-- BEGIN Extracted data --

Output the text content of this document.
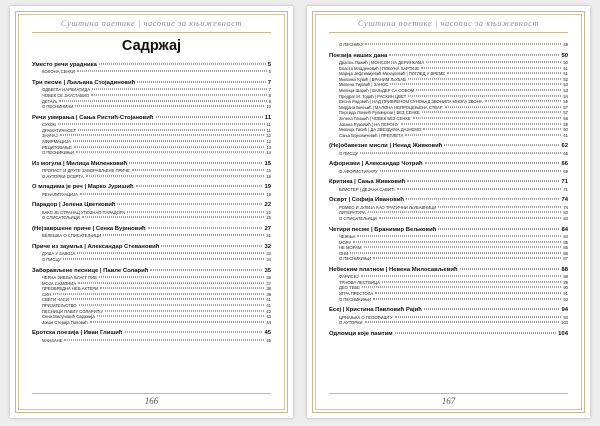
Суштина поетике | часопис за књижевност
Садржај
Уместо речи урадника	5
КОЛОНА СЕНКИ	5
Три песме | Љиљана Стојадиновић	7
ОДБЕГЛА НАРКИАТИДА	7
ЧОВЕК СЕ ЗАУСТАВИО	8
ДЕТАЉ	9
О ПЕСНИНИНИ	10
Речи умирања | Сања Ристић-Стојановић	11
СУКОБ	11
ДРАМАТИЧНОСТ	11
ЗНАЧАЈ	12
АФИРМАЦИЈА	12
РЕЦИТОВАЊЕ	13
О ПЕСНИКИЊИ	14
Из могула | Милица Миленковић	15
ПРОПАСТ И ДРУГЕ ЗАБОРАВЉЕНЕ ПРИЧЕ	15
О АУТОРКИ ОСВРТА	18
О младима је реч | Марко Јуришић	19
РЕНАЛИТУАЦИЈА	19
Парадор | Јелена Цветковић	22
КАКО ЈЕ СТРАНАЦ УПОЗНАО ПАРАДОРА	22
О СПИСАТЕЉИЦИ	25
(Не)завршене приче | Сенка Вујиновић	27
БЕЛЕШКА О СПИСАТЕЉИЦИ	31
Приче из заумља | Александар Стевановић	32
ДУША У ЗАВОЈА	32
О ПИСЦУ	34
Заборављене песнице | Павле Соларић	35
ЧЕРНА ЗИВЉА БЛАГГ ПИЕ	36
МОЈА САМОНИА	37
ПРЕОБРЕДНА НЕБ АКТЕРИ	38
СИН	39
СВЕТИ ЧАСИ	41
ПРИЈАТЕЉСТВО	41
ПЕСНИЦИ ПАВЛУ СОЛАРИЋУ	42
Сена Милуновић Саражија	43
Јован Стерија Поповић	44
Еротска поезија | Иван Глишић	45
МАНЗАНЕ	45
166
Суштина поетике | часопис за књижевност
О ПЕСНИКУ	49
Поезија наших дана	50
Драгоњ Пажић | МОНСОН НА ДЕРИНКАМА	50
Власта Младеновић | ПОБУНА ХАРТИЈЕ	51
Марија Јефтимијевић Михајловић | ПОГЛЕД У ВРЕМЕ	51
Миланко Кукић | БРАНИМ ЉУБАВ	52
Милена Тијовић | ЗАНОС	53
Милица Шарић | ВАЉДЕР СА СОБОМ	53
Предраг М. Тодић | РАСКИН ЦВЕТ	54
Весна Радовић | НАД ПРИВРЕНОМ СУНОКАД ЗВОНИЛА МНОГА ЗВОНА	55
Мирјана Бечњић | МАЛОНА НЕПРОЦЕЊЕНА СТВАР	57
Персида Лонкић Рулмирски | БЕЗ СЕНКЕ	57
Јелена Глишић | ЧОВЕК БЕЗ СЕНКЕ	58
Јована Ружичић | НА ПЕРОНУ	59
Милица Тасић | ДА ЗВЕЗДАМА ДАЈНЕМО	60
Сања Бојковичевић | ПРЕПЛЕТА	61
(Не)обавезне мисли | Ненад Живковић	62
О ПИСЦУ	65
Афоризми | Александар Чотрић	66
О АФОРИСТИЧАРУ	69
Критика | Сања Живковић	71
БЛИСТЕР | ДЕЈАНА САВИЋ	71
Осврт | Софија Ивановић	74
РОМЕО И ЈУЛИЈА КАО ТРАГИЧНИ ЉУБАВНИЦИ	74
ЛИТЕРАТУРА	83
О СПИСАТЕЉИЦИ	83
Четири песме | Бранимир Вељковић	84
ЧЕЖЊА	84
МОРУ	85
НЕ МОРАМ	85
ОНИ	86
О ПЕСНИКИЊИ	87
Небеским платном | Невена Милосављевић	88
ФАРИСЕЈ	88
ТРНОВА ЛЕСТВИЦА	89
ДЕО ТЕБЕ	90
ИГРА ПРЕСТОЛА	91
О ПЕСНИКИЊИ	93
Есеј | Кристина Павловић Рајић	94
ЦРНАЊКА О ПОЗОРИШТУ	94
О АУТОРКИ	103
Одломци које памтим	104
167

-- END Extracted data --

Task objective: Transcribe every record above exactly as written, leaving out any pictures.

Response to the exercise:
Output the text content of this document.
Суштина поетике | часопис за књижевност
Садржај
Уместо речи урадника	5
КОЛОНА СЕНКИ	5
Три песме | Љиљана Стојадиновић	7
ОДБЕГЛА НАРКИАТИДА	7
ЧОВЕК СЕ ЗАУСТАВИО	8
ДЕТАЉ	9
О ПЕСНИНИНИ	10
Речи умирања | Сања Ристић-Стојановић	11
СУКОБ	11
ДРАМАТИЧНОСТ	11
ЗНАЧАЈ	12
АФИРМАЦИЈА	12
РЕЦИТОВАЊЕ	13
О ПЕСНИКИЊИ	14
Из могула | Милица Миленковић	15
ПРОПАСТ И ДРУГЕ ЗАБОРАВЉЕНЕ ПРИЧЕ	15
О АУТОРКИ ОСВРТА	18
О младима је реч | Марко Јуришић	19
РЕНАЛИТУАЦИЈА	19
Парадор | Јелена Цветковић	22
КАКО ЈЕ СТРАНАЦ УПОЗНАО ПАРАДОРА	22
О СПИСАТЕЉИЦИ	25
(Не)завршене приче | Сенка Вујиновић	27
БЕЛЕШКА О СПИСАТЕЉИЦИ	31
Приче из заумља | Александар Стевановић	32
ДУША У ЗАВОЈА	32
О ПИСЦУ	34
Заборављене песнице | Павле Соларић	35
ЧЕРНА ЗИВЉА БЛАГГ ПИЕ	36
МОЈА САМОНИА	37
ПРЕОБРЕДНА НЕБ АКТЕРИ	38
СИН	39
СВЕТИ ЧАСИ	41
ПРИЈАТЕЉСТВО	41
ПЕСНИЦИ ПАВЛУ СОЛАРИЋУ	42
Сена Милуновић Саражија	43
Јован Стерија Поповић	44
Еротска поезија | Иван Глишић	45
МАНЗАНЕ	45
166
Суштина поетике | часопис за књижевност
О ПЕСНИКУ	49
Поезија наших дана	50
Драгоњ Пажић | МОНСОН НА ДЕРИНКАМА	50
Власта Младеновић | ПОБУНА ХАРТИЈЕ	51
Марија Јефтимијевић Михајловић | ПОГЛЕД У ВРЕМЕ	51
Миланко Кукић | БРАНИМ ЉУБАВ	52
Милена Тијовић | ЗАНОС	53
Милица Шарић | ВАЉДЕР СА СОБОМ	53
Предраг М. Тодић | РАСКИН ЦВЕТ	54
Весна Радовић | НАД ПРИВРЕНОМ СУНОКАД ЗВОНИЛА МНОГА ЗВОНА	55
Мирјана Бечњић | МАЛОНА НЕПРОЦЕЊЕНА СТВАР	57
Персида Лонкић Рулмирски | БЕЗ СЕНКЕ	57
Јелена Глишић | ЧОВЕК БЕЗ СЕНКЕ	58
Јована Ружичић | НА ПЕРОНУ	59
Милица Тасић | ДА ЗВЕЗДАМА ДАЈНЕМО	60
Сања Бојковичевић | ПРЕПЛЕТА	61
(Не)обавезне мисли | Ненад Живковић	62
О ПИСЦУ	65
Афоризми | Александар Чотрић	66
О АФОРИСТИЧАРУ	69
Критика | Сања Живковић	71
БЛИСТЕР | ДЕЈАНА САВИЋ	71
Осврт | Софија Ивановић	74
РОМЕО И ЈУЛИЈА КАО ТРАГИЧНИ ЉУБАВНИЦИ	74
ЛИТЕРАТУРА	83
О СПИСАТЕЉИЦИ	83
Четири песме | Бранимир Вељковић	84
ЧЕЖЊА	84
МОРУ	85
НЕ МОРАМ	85
ОНИ	86
О ПЕСНИКИЊИ	87
Небеским платном | Невена Милосављевић	88
ФАРИСЕЈ	88
ТРНОВА ЛЕСТВИЦА	89
ДЕО ТЕБЕ	90
ИГРА ПРЕСТОЛА	91
О ПЕСНИКИЊИ	93
Есеј | Кристина Павловић Рајић	94
ЦРНАЊКА О ПОЗОРИШТУ	94
О АУТОРКИ	103
Одломци које памтим	104
167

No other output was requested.